Pick out every line in the data below that holds "page".

* * * * * * *

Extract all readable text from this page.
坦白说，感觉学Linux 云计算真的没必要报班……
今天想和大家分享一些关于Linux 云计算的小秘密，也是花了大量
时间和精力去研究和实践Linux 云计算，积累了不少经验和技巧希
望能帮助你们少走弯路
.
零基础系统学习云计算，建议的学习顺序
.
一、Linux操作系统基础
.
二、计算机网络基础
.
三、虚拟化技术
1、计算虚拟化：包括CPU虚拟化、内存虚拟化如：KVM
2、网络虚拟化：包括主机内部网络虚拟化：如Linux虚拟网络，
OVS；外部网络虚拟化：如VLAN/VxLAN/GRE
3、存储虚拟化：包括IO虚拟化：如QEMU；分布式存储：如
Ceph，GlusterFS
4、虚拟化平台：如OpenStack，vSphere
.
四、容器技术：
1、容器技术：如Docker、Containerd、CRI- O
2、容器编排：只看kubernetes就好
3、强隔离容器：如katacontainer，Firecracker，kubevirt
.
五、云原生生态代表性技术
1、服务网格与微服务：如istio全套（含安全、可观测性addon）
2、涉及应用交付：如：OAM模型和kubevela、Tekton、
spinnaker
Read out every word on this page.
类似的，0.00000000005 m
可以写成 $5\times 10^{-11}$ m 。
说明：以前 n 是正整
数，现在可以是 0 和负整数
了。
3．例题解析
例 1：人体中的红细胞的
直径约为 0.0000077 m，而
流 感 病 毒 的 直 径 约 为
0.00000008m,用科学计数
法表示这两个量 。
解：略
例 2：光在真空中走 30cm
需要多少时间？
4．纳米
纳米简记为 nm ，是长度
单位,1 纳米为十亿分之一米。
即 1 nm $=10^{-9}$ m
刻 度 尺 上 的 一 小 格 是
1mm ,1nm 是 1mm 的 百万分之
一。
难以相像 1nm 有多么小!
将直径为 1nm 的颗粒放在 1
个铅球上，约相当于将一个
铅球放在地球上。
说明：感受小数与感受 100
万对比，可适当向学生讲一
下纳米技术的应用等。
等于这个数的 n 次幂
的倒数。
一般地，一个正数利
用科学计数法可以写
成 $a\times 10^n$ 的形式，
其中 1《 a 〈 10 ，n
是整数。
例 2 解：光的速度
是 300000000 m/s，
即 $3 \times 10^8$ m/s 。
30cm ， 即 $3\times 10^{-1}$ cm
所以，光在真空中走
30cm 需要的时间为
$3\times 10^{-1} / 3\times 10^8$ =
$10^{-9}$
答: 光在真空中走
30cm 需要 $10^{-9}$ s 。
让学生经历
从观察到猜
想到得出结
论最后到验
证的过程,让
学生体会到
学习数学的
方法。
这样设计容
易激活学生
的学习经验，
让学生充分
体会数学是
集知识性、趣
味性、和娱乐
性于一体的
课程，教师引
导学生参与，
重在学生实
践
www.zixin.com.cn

* * * * * * *

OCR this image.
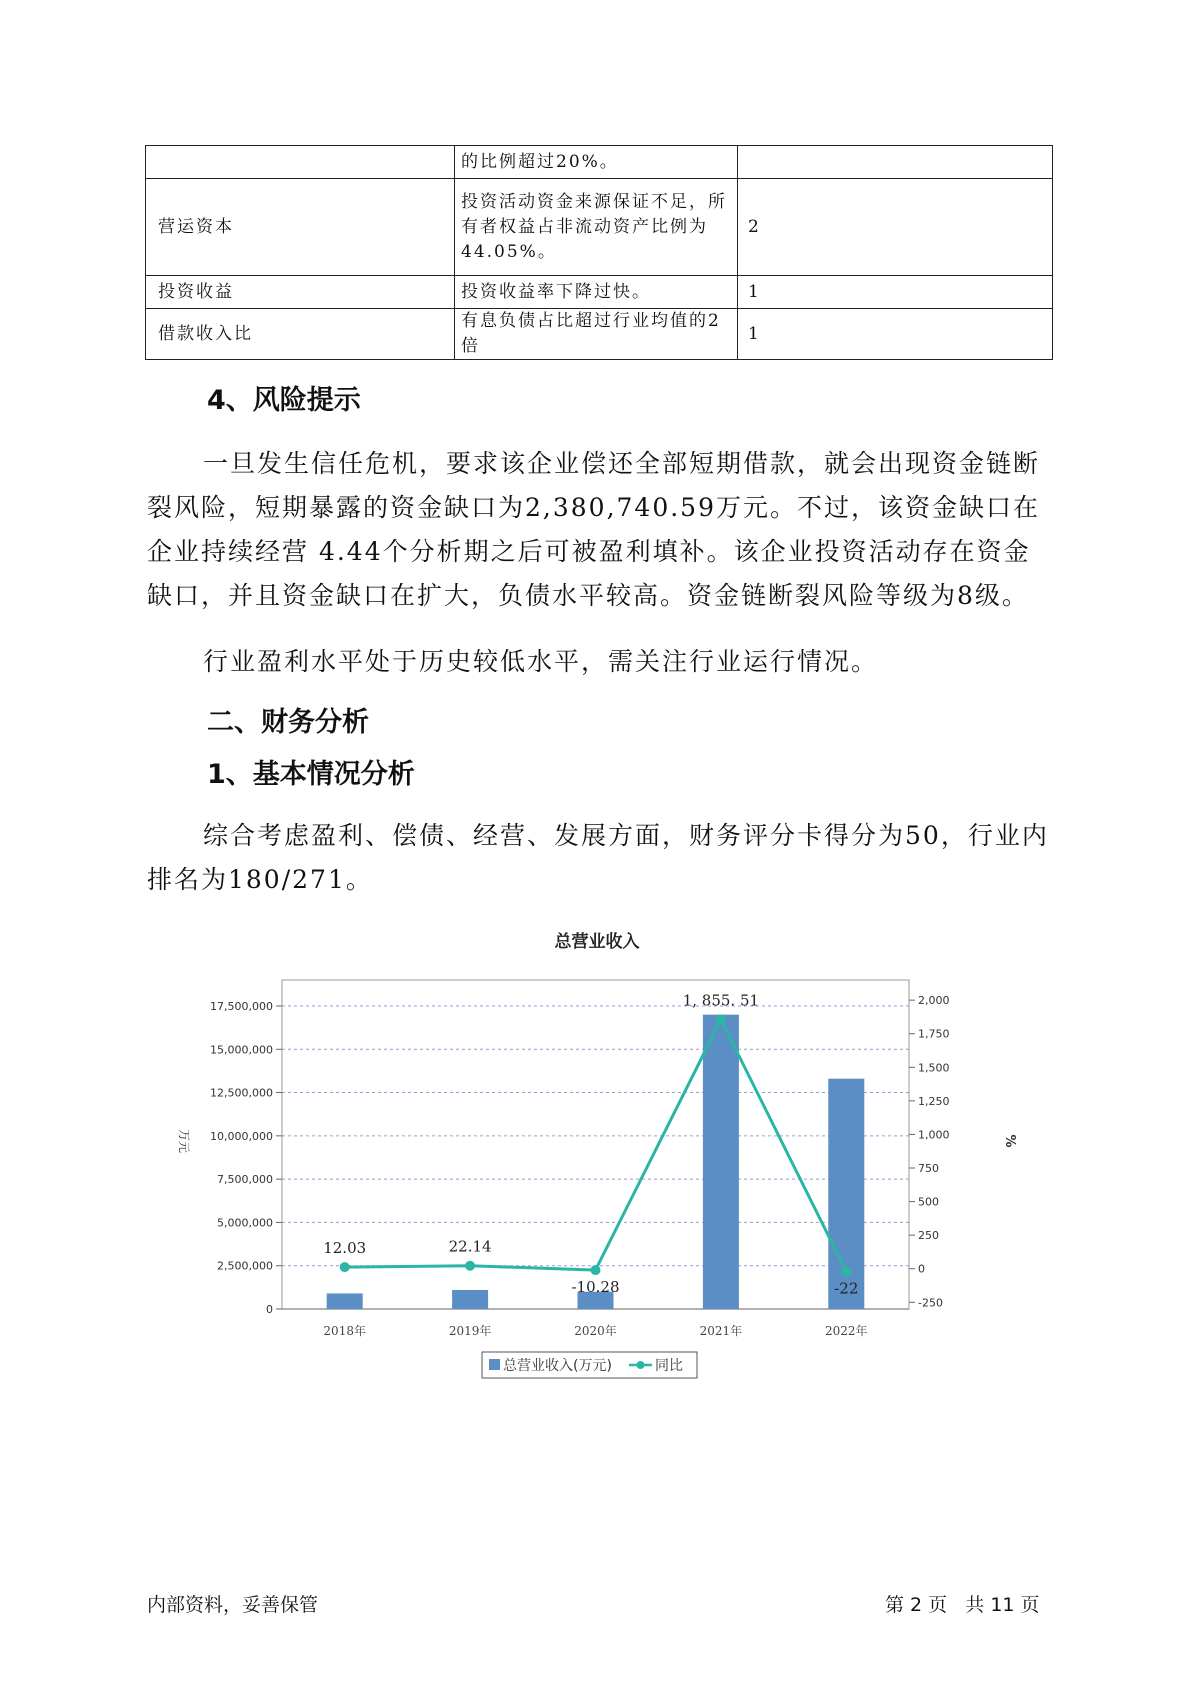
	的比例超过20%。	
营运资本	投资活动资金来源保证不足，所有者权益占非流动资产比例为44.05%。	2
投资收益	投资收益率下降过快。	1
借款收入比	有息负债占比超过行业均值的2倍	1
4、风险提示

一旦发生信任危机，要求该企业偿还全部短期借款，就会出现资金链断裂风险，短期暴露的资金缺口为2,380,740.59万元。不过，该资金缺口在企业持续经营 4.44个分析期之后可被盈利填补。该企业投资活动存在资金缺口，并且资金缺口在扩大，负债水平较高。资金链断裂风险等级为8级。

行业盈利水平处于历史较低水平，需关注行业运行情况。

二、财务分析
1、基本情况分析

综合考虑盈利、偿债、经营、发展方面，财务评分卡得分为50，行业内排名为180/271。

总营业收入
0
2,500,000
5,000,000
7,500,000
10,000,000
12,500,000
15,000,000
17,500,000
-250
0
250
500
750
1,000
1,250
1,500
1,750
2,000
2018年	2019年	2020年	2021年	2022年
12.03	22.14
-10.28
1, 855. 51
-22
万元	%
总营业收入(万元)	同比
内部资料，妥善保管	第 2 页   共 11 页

* * * * * * *

Result for this exercise:
Extract all readable text from this page.
Read out every word on this page.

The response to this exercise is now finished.